Task requirements: Below is a listing; copy all of it exactly.

Input rows:

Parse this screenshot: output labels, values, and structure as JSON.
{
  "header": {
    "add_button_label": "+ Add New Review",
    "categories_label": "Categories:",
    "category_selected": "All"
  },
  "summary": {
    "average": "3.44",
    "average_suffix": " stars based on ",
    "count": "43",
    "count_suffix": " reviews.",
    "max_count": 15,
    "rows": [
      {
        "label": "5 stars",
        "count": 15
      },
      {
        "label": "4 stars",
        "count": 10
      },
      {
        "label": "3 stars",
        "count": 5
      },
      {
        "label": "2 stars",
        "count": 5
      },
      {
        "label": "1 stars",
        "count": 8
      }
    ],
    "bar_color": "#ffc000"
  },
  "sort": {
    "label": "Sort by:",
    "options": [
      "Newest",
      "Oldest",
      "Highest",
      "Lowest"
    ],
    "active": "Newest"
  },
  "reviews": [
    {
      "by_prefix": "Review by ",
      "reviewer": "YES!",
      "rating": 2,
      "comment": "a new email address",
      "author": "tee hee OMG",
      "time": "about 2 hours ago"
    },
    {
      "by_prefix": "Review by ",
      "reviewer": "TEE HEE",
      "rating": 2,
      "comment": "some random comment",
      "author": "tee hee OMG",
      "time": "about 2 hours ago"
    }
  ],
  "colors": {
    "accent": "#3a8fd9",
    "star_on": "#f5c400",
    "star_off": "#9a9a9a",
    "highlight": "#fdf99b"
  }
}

Exercise answer:
Parse this screenshot: output labels, values, and structure as JSON.
{
  "header": {
    "add_button_label": "+ Add New Review",
    "categories_label": "Categories:",
    "category_selected": "All"
  },
  "summary": {
    "average": "3.44",
    "average_suffix": " stars based on ",
    "count": "43",
    "count_suffix": " reviews.",
    "max_count": 15,
    "rows": [
      {
        "label": "5 stars",
        "count": 15
      },
      {
        "label": "4 stars",
        "count": 10
      },
      {
        "label": "3 stars",
        "count": 5
      },
      {
        "label": "2 stars",
        "count": 5
      },
      {
        "label": "1 stars",
        "count": 8
      }
    ],
    "bar_color": "#ffc000"
  },
  "sort": {
    "label": "Sort by:",
    "options": [
      "Newest",
      "Oldest",
      "Highest",
      "Lowest"
    ],
    "active": "Newest"
  },
  "reviews": [
    {
      "by_prefix": "Review by ",
      "reviewer": "YES!",
      "rating": 2,
      "comment": "a new email address",
      "author": "tee hee OMG",
      "time": "about 2 hours ago"
    },
    {
      "by_prefix": "Review by ",
      "reviewer": "TEE HEE",
      "rating": 2,
      "comment": "some random comment",
      "author": "tee hee OMG",
      "time": "about 2 hours ago"
    }
  ],
  "colors": {
    "accent": "#3a8fd9",
    "star_on": "#f5c400",
    "star_off": "#9a9a9a",
    "highlight": "#fdf99b"
  }
}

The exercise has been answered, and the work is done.